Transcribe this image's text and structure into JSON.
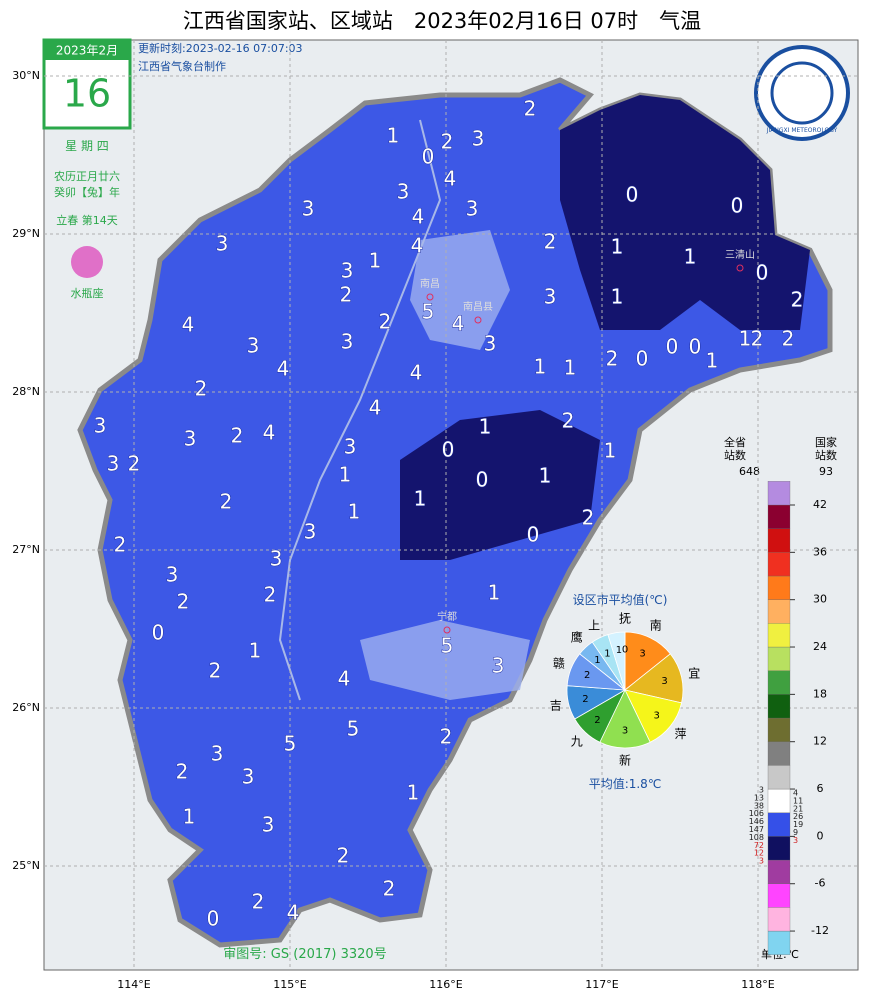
{
  "header": {
    "title": "江西省国家站、区域站　2023年02月16日 07时　气温",
    "update_time": "更新时刻:2023-02-16 07:07:03",
    "producer": "江西省气象台制作",
    "logo_text": "JIANGXI METEOROLOGY"
  },
  "calendar": {
    "year_month": "2023年2月",
    "day": "16",
    "weekday": "星 期 四",
    "lunar": "农历正月廿六",
    "lunar_year": "癸卯【兔】年",
    "solar_term": "立春 第14天",
    "zodiac": "水瓶座"
  },
  "axes": {
    "lat_ticks": [
      {
        "value": 30,
        "label": "30°N"
      },
      {
        "value": 29,
        "label": "29°N"
      },
      {
        "value": 28,
        "label": "28°N"
      },
      {
        "value": 27,
        "label": "27°N"
      },
      {
        "value": 26,
        "label": "26°N"
      },
      {
        "value": 25,
        "label": "25°N"
      }
    ],
    "lon_ticks": [
      {
        "value": 114,
        "label": "114°E"
      },
      {
        "value": 115,
        "label": "115°E"
      },
      {
        "value": 116,
        "label": "116°E"
      },
      {
        "value": 117,
        "label": "117°E"
      },
      {
        "value": 118,
        "label": "118°E"
      }
    ]
  },
  "places": [
    "南昌",
    "南昌县",
    "三清山",
    "宁都"
  ],
  "stations": [
    2,
    1,
    2,
    3,
    0,
    4,
    3,
    3,
    4,
    3,
    3,
    4,
    1,
    3,
    2,
    2,
    5,
    4,
    3,
    2,
    3,
    1,
    1,
    0,
    1,
    0,
    0,
    2,
    1,
    2,
    2,
    2,
    0,
    0,
    0,
    1,
    1,
    1,
    2,
    1,
    4,
    3,
    4,
    3,
    4,
    2,
    4,
    1,
    3,
    3,
    2,
    3,
    2,
    4,
    3,
    0,
    0,
    1,
    1,
    1,
    1,
    3,
    2,
    2,
    0,
    2,
    3,
    2,
    3,
    2,
    0,
    1,
    5,
    3,
    1,
    4,
    2,
    5,
    5,
    2,
    3,
    2,
    3,
    1,
    1,
    3,
    2,
    2,
    2,
    4,
    0
  ],
  "pie": {
    "type": "pie",
    "title": "设区市平均值(℃)",
    "average": "平均值:1.8℃",
    "categories": [
      "南",
      "宜",
      "萍",
      "新",
      "九",
      "吉",
      "赣",
      "鹰",
      "上",
      null,
      "抚"
    ],
    "values": [
      3,
      3,
      3,
      3,
      2,
      2,
      2,
      1,
      1,
      1,
      0
    ],
    "colors": [
      "#ff8c1a",
      "#e6b820",
      "#f5f51a",
      "#90e050",
      "#2f9f2f",
      "#3a8cd8",
      "#6a98f0",
      "#78b8f0",
      "#a8e4f4",
      "#d4f2ff",
      "#808080"
    ]
  },
  "legend": {
    "province_header": "全省\n站数",
    "province_total": "648",
    "national_header": "国家\n站数",
    "national_total": "93",
    "unit": "单位:℃",
    "ylim": [
      -15,
      45
    ],
    "ticks": [
      42,
      36,
      30,
      24,
      18,
      12,
      6,
      0,
      -6,
      -12
    ],
    "edges": [
      -15,
      -12,
      -9,
      -6,
      -3,
      0,
      3,
      6,
      9,
      12,
      15,
      18,
      21,
      24,
      27,
      30,
      33,
      36,
      39,
      42,
      45
    ],
    "colors": [
      "#80d4f0",
      "#ffb4e0",
      "#ff44ff",
      "#a03ca0",
      "#101060",
      "#3550e8",
      "#ffffff",
      "#c8c8c8",
      "#808080",
      "#6e6e30",
      "#106010",
      "#40a040",
      "#b8e060",
      "#f0f040",
      "#ffb060",
      "#ff7a1a",
      "#f03020",
      "#d01010",
      "#8b0030",
      "#b48be0"
    ],
    "province_counts": [
      "3",
      "13",
      "38",
      "106",
      "146",
      "147",
      "108",
      "72",
      "12",
      "3"
    ],
    "national_counts": [
      "4",
      "11",
      "21",
      "26",
      "19",
      "9",
      "3"
    ]
  },
  "footer": {
    "review_no": "审图号: GS (2017) 3320号"
  }
}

> [WHAT TO DO]
Using the listing above, locate the lines that hold "label" and copy each one.

> [ANSWER TO THE TASK]
        "label": "30°N"
        "label": "29°N"
        "label": "28°N"
        "label": "27°N"
        "label": "26°N"
        "label": "25°N"
        "label": "114°E"
        "label": "115°E"
        "label": "116°E"
        "label": "117°E"
        "label": "118°E"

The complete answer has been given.